◆ TASK DATA

##############################

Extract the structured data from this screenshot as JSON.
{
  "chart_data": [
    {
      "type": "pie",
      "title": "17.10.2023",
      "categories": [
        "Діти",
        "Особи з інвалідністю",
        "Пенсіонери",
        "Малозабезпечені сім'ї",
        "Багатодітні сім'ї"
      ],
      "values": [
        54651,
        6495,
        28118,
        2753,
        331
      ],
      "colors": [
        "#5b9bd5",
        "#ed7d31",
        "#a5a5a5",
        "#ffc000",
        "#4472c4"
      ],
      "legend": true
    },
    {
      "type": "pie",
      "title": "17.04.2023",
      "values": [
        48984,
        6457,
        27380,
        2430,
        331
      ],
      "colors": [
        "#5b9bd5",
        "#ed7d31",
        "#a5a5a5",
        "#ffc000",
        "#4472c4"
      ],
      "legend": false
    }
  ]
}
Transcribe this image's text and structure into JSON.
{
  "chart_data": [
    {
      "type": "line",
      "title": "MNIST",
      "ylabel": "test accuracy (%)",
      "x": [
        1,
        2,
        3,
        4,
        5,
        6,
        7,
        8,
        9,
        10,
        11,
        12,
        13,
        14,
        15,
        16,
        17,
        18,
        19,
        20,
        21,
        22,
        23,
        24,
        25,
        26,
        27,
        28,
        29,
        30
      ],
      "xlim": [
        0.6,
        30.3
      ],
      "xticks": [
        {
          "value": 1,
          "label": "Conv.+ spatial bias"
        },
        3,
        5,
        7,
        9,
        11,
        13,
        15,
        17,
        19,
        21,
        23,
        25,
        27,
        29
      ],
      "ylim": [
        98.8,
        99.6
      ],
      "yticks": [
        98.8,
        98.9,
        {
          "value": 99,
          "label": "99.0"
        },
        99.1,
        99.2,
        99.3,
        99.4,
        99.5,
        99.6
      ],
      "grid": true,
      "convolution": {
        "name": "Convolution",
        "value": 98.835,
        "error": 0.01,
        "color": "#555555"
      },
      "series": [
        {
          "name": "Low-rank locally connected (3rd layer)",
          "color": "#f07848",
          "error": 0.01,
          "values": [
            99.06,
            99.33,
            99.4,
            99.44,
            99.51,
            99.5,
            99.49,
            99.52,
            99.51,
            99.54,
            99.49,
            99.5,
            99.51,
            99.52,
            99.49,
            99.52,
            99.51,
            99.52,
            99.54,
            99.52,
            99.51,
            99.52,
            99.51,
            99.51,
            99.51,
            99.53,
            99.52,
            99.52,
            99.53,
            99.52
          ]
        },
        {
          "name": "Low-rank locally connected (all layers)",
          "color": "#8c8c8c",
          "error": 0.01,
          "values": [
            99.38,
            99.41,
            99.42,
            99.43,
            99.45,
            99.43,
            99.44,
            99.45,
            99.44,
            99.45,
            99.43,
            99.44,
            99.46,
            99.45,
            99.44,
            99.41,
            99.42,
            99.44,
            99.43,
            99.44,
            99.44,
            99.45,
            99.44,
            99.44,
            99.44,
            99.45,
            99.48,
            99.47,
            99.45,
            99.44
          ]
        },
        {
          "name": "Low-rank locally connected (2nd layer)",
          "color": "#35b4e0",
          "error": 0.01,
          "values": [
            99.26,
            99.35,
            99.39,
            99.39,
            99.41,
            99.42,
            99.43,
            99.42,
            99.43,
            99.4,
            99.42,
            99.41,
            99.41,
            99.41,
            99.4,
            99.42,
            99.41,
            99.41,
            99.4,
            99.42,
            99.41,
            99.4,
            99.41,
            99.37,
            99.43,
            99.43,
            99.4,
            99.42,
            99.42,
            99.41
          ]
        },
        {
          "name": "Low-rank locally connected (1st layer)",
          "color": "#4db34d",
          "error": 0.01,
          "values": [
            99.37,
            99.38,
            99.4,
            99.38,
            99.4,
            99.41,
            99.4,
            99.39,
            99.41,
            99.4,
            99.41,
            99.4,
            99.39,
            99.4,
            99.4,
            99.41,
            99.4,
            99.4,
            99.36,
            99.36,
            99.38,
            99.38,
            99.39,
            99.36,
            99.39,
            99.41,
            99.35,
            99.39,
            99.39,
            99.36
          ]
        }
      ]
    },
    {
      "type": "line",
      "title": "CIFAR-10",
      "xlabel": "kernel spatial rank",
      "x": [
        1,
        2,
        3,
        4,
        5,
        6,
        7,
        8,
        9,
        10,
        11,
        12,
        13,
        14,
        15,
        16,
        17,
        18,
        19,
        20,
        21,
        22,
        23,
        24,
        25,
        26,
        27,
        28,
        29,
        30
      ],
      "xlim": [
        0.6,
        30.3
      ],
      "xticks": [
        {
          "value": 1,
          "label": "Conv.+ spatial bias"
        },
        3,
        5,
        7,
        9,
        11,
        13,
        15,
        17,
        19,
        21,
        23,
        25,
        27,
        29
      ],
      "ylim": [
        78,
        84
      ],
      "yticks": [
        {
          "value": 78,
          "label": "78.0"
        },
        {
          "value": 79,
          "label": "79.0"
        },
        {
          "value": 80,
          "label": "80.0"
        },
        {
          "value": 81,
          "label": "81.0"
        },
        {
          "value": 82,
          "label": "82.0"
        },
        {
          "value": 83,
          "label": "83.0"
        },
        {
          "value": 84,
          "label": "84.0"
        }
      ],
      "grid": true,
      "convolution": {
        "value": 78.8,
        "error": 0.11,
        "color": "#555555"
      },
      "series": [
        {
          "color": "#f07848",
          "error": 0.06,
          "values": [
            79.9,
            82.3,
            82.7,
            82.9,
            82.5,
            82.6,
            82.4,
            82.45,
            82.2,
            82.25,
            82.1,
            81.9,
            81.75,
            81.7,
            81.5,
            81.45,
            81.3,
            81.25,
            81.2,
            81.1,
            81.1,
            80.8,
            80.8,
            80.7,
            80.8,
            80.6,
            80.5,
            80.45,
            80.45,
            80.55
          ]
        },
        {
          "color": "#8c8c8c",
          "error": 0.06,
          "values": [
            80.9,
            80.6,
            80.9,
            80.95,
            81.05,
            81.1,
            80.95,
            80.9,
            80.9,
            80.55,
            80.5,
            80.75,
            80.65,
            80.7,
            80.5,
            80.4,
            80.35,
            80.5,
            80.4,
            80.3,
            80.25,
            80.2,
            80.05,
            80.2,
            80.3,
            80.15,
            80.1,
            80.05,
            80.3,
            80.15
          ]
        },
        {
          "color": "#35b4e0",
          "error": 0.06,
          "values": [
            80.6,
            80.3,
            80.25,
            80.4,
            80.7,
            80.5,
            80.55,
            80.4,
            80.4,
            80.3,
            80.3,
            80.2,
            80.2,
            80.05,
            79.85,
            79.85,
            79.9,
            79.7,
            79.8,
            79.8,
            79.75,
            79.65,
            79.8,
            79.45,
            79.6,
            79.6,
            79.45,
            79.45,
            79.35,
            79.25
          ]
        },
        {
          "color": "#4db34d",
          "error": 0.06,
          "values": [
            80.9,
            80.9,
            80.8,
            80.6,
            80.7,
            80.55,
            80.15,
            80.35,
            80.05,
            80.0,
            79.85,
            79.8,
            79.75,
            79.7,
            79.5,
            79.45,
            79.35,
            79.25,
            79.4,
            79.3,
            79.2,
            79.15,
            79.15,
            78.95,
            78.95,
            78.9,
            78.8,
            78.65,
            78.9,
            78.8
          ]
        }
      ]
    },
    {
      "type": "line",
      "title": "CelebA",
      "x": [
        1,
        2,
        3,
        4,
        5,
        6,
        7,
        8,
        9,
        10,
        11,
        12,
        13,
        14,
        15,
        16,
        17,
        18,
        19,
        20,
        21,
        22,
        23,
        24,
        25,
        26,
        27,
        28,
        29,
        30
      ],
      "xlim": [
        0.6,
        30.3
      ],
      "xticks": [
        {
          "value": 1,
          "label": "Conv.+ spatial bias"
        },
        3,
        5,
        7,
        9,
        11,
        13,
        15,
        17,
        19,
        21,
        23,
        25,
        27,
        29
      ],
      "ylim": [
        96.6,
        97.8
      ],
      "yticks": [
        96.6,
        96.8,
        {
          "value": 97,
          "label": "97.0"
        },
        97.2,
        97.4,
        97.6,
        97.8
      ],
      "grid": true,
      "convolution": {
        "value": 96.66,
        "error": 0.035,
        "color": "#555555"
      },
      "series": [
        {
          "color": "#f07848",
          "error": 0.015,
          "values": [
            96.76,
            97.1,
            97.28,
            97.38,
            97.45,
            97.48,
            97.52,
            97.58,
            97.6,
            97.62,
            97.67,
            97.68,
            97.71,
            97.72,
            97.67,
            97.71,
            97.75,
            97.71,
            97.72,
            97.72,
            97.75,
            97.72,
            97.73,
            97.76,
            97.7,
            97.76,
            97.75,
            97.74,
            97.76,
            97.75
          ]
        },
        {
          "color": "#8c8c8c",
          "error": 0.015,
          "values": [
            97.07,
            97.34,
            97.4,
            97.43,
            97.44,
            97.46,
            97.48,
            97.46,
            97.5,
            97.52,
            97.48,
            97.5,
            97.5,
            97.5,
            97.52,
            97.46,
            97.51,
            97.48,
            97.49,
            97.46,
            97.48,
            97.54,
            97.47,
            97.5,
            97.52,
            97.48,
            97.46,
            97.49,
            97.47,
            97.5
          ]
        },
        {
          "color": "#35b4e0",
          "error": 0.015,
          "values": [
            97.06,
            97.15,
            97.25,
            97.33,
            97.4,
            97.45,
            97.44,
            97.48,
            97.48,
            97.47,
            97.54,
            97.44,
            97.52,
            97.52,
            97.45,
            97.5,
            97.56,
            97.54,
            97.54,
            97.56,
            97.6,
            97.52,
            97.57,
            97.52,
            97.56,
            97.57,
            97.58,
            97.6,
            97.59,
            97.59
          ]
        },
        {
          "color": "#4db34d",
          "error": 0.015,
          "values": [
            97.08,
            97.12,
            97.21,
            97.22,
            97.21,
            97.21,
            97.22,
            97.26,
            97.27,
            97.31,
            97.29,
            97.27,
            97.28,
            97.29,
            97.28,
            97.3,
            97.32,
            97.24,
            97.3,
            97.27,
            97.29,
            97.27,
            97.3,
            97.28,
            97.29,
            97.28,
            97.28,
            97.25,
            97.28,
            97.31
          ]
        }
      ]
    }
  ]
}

##############################

◆ EXERCISE GOAL
Gather all lines with the string "rank" from the data.

◆ COMPLETED EXERCISE
          "name": "Low-rank locally connected (3rd layer)",
          "name": "Low-rank locally connected (all layers)",
          "name": "Low-rank locally connected (2nd layer)",
          "name": "Low-rank locally connected (1st layer)",
      "xlabel": "kernel spatial rank",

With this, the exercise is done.